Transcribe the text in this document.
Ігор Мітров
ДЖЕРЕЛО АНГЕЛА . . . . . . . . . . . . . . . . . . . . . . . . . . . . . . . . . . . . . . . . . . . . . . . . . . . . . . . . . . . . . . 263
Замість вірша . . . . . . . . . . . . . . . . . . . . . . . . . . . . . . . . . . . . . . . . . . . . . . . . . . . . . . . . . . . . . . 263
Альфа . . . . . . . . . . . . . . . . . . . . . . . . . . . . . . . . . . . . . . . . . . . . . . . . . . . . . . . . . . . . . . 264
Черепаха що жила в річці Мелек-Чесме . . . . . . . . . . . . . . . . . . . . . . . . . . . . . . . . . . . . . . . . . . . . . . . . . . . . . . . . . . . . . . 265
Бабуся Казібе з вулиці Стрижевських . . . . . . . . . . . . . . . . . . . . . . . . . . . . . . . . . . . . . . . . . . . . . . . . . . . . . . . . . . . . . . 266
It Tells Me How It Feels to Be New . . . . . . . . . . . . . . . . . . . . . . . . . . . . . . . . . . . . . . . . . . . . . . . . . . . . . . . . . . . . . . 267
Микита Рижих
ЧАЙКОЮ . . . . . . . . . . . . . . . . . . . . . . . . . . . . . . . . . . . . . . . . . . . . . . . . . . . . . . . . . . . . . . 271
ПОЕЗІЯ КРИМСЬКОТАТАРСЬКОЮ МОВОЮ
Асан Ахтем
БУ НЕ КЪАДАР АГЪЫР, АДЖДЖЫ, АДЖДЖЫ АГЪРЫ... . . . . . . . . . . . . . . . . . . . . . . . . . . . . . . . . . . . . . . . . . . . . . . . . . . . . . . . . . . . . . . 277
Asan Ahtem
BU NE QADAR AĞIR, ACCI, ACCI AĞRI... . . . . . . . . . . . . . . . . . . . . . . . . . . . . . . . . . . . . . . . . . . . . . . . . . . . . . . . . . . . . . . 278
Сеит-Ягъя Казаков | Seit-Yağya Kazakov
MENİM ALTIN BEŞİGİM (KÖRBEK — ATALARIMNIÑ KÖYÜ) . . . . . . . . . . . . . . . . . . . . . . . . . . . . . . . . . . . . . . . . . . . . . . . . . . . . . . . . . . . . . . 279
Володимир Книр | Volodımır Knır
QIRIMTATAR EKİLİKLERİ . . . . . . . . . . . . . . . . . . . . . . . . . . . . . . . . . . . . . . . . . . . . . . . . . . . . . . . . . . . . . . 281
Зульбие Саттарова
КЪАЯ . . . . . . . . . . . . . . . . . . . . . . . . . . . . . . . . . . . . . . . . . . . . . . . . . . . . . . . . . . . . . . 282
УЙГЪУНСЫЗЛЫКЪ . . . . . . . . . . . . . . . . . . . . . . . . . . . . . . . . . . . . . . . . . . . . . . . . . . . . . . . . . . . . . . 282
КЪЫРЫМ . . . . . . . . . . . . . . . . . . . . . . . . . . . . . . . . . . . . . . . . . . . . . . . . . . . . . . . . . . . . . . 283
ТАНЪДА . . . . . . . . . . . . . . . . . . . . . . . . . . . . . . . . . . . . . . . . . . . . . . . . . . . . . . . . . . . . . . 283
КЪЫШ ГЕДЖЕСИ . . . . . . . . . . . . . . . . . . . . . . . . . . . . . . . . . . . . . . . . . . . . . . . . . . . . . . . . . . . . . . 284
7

....

Copy out every entry again, exactly as it was given.

Answer below -
Transcribe the text in this document.
Ігор Мітров
ДЖЕРЕЛО АНГЕЛА . . . . . . . . . . . . . . . . . . . . . . . . . . . . . . . . . . . . . . . . . . . . . . . . . . . . . . . . . . . . . . 263
Замість вірша . . . . . . . . . . . . . . . . . . . . . . . . . . . . . . . . . . . . . . . . . . . . . . . . . . . . . . . . . . . . . . 263
Альфа . . . . . . . . . . . . . . . . . . . . . . . . . . . . . . . . . . . . . . . . . . . . . . . . . . . . . . . . . . . . . . 264
Черепаха що жила в річці Мелек-Чесме . . . . . . . . . . . . . . . . . . . . . . . . . . . . . . . . . . . . . . . . . . . . . . . . . . . . . . . . . . . . . . 265
Бабуся Казібе з вулиці Стрижевських . . . . . . . . . . . . . . . . . . . . . . . . . . . . . . . . . . . . . . . . . . . . . . . . . . . . . . . . . . . . . . 266
It Tells Me How It Feels to Be New . . . . . . . . . . . . . . . . . . . . . . . . . . . . . . . . . . . . . . . . . . . . . . . . . . . . . . . . . . . . . . 267
Микита Рижих
ЧАЙКОЮ . . . . . . . . . . . . . . . . . . . . . . . . . . . . . . . . . . . . . . . . . . . . . . . . . . . . . . . . . . . . . . 271
ПОЕЗІЯ КРИМСЬКОТАТАРСЬКОЮ МОВОЮ
Асан Ахтем
БУ НЕ КЪАДАР АГЪЫР, АДЖДЖЫ, АДЖДЖЫ АГЪРЫ... . . . . . . . . . . . . . . . . . . . . . . . . . . . . . . . . . . . . . . . . . . . . . . . . . . . . . . . . . . . . . . 277
Asan Ahtem
BU NE QADAR AĞIR, ACCI, ACCI AĞRI... . . . . . . . . . . . . . . . . . . . . . . . . . . . . . . . . . . . . . . . . . . . . . . . . . . . . . . . . . . . . . . 278
Сеит-Ягъя Казаков | Seit-Yağya Kazakov
MENİM ALTIN BEŞİGİM (KÖRBEK — ATALARIMNIÑ KÖYÜ) . . . . . . . . . . . . . . . . . . . . . . . . . . . . . . . . . . . . . . . . . . . . . . . . . . . . . . . . . . . . . . 279
Володимир Книр | Volodımır Knır
QIRIMTATAR EKİLİKLERİ . . . . . . . . . . . . . . . . . . . . . . . . . . . . . . . . . . . . . . . . . . . . . . . . . . . . . . . . . . . . . . 281
Зульбие Саттарова
КЪАЯ . . . . . . . . . . . . . . . . . . . . . . . . . . . . . . . . . . . . . . . . . . . . . . . . . . . . . . . . . . . . . . 282
УЙГЪУНСЫЗЛЫКЪ . . . . . . . . . . . . . . . . . . . . . . . . . . . . . . . . . . . . . . . . . . . . . . . . . . . . . . . . . . . . . . 282
КЪЫРЫМ . . . . . . . . . . . . . . . . . . . . . . . . . . . . . . . . . . . . . . . . . . . . . . . . . . . . . . . . . . . . . . 283
ТАНЪДА . . . . . . . . . . . . . . . . . . . . . . . . . . . . . . . . . . . . . . . . . . . . . . . . . . . . . . . . . . . . . . 283
КЪЫШ ГЕДЖЕСИ . . . . . . . . . . . . . . . . . . . . . . . . . . . . . . . . . . . . . . . . . . . . . . . . . . . . . . . . . . . . . . 284
7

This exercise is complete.